PROBLEM DETAILS —
Retype the material word for word.

Part of a data file:
------------

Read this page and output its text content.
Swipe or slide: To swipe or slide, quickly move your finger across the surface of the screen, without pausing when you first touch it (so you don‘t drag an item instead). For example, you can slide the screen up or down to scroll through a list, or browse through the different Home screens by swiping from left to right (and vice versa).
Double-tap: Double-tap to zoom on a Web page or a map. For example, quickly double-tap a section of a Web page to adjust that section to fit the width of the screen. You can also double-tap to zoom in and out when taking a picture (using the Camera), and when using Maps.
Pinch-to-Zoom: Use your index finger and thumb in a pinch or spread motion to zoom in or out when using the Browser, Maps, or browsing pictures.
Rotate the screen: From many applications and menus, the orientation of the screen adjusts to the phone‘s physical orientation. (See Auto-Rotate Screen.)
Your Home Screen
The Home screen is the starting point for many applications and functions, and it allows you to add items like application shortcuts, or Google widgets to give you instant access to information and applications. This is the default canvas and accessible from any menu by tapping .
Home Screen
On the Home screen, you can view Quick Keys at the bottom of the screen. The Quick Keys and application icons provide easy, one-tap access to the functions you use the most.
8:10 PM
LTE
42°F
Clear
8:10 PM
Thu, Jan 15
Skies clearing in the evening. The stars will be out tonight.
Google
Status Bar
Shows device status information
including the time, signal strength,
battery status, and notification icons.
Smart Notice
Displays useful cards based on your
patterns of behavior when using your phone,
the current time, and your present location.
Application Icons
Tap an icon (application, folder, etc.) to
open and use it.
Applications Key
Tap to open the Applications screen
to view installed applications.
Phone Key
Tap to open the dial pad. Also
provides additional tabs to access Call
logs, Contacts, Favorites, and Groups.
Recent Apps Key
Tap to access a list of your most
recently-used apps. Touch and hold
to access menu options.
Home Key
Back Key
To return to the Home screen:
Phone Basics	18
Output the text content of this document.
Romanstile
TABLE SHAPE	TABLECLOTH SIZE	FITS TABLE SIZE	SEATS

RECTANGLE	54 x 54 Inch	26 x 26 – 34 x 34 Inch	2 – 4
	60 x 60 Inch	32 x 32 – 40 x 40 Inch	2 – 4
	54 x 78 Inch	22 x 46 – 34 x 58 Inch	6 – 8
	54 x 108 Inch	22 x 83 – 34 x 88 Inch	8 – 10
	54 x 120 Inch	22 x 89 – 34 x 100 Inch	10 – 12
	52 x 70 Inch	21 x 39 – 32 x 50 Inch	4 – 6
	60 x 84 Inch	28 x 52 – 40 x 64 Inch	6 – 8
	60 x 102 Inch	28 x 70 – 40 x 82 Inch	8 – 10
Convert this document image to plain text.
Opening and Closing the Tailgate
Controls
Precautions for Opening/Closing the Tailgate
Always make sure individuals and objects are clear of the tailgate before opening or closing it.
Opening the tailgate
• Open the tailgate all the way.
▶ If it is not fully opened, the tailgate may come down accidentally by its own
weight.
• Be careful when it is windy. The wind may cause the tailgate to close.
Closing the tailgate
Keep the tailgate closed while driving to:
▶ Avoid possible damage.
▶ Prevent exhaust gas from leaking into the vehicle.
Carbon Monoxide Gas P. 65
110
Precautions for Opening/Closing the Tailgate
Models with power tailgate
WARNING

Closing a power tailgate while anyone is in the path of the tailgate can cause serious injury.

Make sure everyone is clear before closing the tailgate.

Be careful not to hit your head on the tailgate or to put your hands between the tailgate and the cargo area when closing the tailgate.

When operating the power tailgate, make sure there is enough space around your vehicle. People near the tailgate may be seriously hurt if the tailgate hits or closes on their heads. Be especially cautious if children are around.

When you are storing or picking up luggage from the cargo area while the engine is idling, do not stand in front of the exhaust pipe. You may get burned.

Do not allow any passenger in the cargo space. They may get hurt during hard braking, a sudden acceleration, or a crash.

------------

ANSWER IN FULL —
Read this page and output its text content.
Swipe or slide: To swipe or slide, quickly move your finger across the surface of the screen, without pausing when you first touch it (so you don‘t drag an item instead). For example, you can slide the screen up or down to scroll through a list, or browse through the different Home screens by swiping from left to right (and vice versa).
Double-tap: Double-tap to zoom on a Web page or a map. For example, quickly double-tap a section of a Web page to adjust that section to fit the width of the screen. You can also double-tap to zoom in and out when taking a picture (using the Camera), and when using Maps.
Pinch-to-Zoom: Use your index finger and thumb in a pinch or spread motion to zoom in or out when using the Browser, Maps, or browsing pictures.
Rotate the screen: From many applications and menus, the orientation of the screen adjusts to the phone‘s physical orientation. (See Auto-Rotate Screen.)
Your Home Screen
The Home screen is the starting point for many applications and functions, and it allows you to add items like application shortcuts, or Google widgets to give you instant access to information and applications. This is the default canvas and accessible from any menu by tapping .
Home Screen
On the Home screen, you can view Quick Keys at the bottom of the screen. The Quick Keys and application icons provide easy, one-tap access to the functions you use the most.
8:10 PM
LTE
42°F
Clear
8:10 PM
Thu, Jan 15
Skies clearing in the evening. The stars will be out tonight.
Google
Status Bar
Shows device status information
including the time, signal strength,
battery status, and notification icons.
Smart Notice
Displays useful cards based on your
patterns of behavior when using your phone,
the current time, and your present location.
Application Icons
Tap an icon (application, folder, etc.) to
open and use it.
Applications Key
Tap to open the Applications screen
to view installed applications.
Phone Key
Tap to open the dial pad. Also
provides additional tabs to access Call
logs, Contacts, Favorites, and Groups.
Recent Apps Key
Tap to access a list of your most
recently-used apps. Touch and hold
to access menu options.
Home Key
Back Key
To return to the Home screen:
Phone Basics	18
Output the text content of this document.
Romanstile
TABLE SHAPE	TABLECLOTH SIZE	FITS TABLE SIZE	SEATS

RECTANGLE	54 x 54 Inch	26 x 26 – 34 x 34 Inch	2 – 4
	60 x 60 Inch	32 x 32 – 40 x 40 Inch	2 – 4
	54 x 78 Inch	22 x 46 – 34 x 58 Inch	6 – 8
	54 x 108 Inch	22 x 83 – 34 x 88 Inch	8 – 10
	54 x 120 Inch	22 x 89 – 34 x 100 Inch	10 – 12
	52 x 70 Inch	21 x 39 – 32 x 50 Inch	4 – 6
	60 x 84 Inch	28 x 52 – 40 x 64 Inch	6 – 8
	60 x 102 Inch	28 x 70 – 40 x 82 Inch	8 – 10
Convert this document image to plain text.
Opening and Closing the Tailgate
Controls
Precautions for Opening/Closing the Tailgate
Always make sure individuals and objects are clear of the tailgate before opening or closing it.
Opening the tailgate
• Open the tailgate all the way.
▶ If it is not fully opened, the tailgate may come down accidentally by its own
weight.
• Be careful when it is windy. The wind may cause the tailgate to close.
Closing the tailgate
Keep the tailgate closed while driving to:
▶ Avoid possible damage.
▶ Prevent exhaust gas from leaking into the vehicle.
Carbon Monoxide Gas P. 65
110
Precautions for Opening/Closing the Tailgate
Models with power tailgate
WARNING

Closing a power tailgate while anyone is in the path of the tailgate can cause serious injury.

Make sure everyone is clear before closing the tailgate.

Be careful not to hit your head on the tailgate or to put your hands between the tailgate and the cargo area when closing the tailgate.

When operating the power tailgate, make sure there is enough space around your vehicle. People near the tailgate may be seriously hurt if the tailgate hits or closes on their heads. Be especially cautious if children are around.

When you are storing or picking up luggage from the cargo area while the engine is idling, do not stand in front of the exhaust pipe. You may get burned.

Do not allow any passenger in the cargo space. They may get hurt during hard braking, a sudden acceleration, or a crash.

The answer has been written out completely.